[Task statement]: The entries below are to be written out again without alteration.

[Recorded information]:
-- START --

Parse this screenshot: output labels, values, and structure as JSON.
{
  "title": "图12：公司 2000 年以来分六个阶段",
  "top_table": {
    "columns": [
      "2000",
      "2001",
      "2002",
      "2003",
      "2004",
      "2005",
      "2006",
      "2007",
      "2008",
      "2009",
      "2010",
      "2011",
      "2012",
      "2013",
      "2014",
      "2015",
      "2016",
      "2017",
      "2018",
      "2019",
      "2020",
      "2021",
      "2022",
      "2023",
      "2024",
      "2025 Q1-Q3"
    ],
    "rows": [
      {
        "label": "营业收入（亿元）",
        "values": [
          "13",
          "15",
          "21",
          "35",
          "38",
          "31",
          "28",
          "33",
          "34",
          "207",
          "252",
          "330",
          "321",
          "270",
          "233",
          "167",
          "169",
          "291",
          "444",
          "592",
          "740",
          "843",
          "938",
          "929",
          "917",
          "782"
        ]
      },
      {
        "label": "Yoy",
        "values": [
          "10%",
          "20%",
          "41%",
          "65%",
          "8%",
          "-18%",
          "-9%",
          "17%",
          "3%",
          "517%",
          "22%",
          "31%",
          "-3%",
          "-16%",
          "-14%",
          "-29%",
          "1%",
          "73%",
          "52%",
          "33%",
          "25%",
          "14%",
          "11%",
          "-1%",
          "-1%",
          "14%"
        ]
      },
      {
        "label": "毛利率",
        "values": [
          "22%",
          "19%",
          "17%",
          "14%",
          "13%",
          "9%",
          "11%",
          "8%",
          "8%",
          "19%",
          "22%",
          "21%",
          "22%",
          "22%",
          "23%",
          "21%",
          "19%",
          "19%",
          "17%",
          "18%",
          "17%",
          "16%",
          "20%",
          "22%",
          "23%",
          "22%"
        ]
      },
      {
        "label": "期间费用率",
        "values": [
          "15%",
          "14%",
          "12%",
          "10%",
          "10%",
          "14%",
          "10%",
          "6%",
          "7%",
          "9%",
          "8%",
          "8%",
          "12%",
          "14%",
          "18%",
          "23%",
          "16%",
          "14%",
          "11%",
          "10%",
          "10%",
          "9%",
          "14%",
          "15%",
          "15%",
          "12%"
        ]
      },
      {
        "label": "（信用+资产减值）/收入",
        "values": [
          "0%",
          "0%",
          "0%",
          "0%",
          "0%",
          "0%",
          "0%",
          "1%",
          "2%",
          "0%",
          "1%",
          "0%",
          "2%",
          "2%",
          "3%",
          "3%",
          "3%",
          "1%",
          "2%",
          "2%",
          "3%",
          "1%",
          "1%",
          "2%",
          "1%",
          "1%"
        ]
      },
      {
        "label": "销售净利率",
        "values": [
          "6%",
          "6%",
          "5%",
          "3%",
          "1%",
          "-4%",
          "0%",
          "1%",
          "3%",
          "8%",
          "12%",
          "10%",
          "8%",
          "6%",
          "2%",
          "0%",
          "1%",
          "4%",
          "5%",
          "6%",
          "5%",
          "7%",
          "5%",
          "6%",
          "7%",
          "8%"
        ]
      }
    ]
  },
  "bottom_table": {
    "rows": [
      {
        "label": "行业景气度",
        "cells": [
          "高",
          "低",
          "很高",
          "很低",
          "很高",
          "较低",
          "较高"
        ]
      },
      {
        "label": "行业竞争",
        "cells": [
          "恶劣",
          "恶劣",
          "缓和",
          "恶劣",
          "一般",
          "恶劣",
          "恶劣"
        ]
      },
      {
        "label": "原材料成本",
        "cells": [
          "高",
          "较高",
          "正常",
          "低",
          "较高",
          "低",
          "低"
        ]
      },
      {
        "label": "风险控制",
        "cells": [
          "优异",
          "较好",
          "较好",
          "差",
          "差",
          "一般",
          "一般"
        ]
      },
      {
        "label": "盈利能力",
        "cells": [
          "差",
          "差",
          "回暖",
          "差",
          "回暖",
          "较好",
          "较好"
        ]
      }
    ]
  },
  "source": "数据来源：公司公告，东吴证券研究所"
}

-- END --

[Output for this exercise]:
Parse this screenshot: output labels, values, and structure as JSON.
{
  "title": "图12：公司 2000 年以来分六个阶段",
  "top_table": {
    "columns": [
      "2000",
      "2001",
      "2002",
      "2003",
      "2004",
      "2005",
      "2006",
      "2007",
      "2008",
      "2009",
      "2010",
      "2011",
      "2012",
      "2013",
      "2014",
      "2015",
      "2016",
      "2017",
      "2018",
      "2019",
      "2020",
      "2021",
      "2022",
      "2023",
      "2024",
      "2025 Q1-Q3"
    ],
    "rows": [
      {
        "label": "营业收入（亿元）",
        "values": [
          "13",
          "15",
          "21",
          "35",
          "38",
          "31",
          "28",
          "33",
          "34",
          "207",
          "252",
          "330",
          "321",
          "270",
          "233",
          "167",
          "169",
          "291",
          "444",
          "592",
          "740",
          "843",
          "938",
          "929",
          "917",
          "782"
        ]
      },
      {
        "label": "Yoy",
        "values": [
          "10%",
          "20%",
          "41%",
          "65%",
          "8%",
          "-18%",
          "-9%",
          "17%",
          "3%",
          "517%",
          "22%",
          "31%",
          "-3%",
          "-16%",
          "-14%",
          "-29%",
          "1%",
          "73%",
          "52%",
          "33%",
          "25%",
          "14%",
          "11%",
          "-1%",
          "-1%",
          "14%"
        ]
      },
      {
        "label": "毛利率",
        "values": [
          "22%",
          "19%",
          "17%",
          "14%",
          "13%",
          "9%",
          "11%",
          "8%",
          "8%",
          "19%",
          "22%",
          "21%",
          "22%",
          "22%",
          "23%",
          "21%",
          "19%",
          "19%",
          "17%",
          "18%",
          "17%",
          "16%",
          "20%",
          "22%",
          "23%",
          "22%"
        ]
      },
      {
        "label": "期间费用率",
        "values": [
          "15%",
          "14%",
          "12%",
          "10%",
          "10%",
          "14%",
          "10%",
          "6%",
          "7%",
          "9%",
          "8%",
          "8%",
          "12%",
          "14%",
          "18%",
          "23%",
          "16%",
          "14%",
          "11%",
          "10%",
          "10%",
          "9%",
          "14%",
          "15%",
          "15%",
          "12%"
        ]
      },
      {
        "label": "（信用+资产减值）/收入",
        "values": [
          "0%",
          "0%",
          "0%",
          "0%",
          "0%",
          "0%",
          "0%",
          "1%",
          "2%",
          "0%",
          "1%",
          "0%",
          "2%",
          "2%",
          "3%",
          "3%",
          "3%",
          "1%",
          "2%",
          "2%",
          "3%",
          "1%",
          "1%",
          "2%",
          "1%",
          "1%"
        ]
      },
      {
        "label": "销售净利率",
        "values": [
          "6%",
          "6%",
          "5%",
          "3%",
          "1%",
          "-4%",
          "0%",
          "1%",
          "3%",
          "8%",
          "12%",
          "10%",
          "8%",
          "6%",
          "2%",
          "0%",
          "1%",
          "4%",
          "5%",
          "6%",
          "5%",
          "7%",
          "5%",
          "6%",
          "7%",
          "8%"
        ]
      }
    ]
  },
  "bottom_table": {
    "rows": [
      {
        "label": "行业景气度",
        "cells": [
          "高",
          "低",
          "很高",
          "很低",
          "很高",
          "较低",
          "较高"
        ]
      },
      {
        "label": "行业竞争",
        "cells": [
          "恶劣",
          "恶劣",
          "缓和",
          "恶劣",
          "一般",
          "恶劣",
          "恶劣"
        ]
      },
      {
        "label": "原材料成本",
        "cells": [
          "高",
          "较高",
          "正常",
          "低",
          "较高",
          "低",
          "低"
        ]
      },
      {
        "label": "风险控制",
        "cells": [
          "优异",
          "较好",
          "较好",
          "差",
          "差",
          "一般",
          "一般"
        ]
      },
      {
        "label": "盈利能力",
        "cells": [
          "差",
          "差",
          "回暖",
          "差",
          "回暖",
          "较好",
          "较好"
        ]
      }
    ]
  },
  "source": "数据来源：公司公告，东吴证券研究所"
}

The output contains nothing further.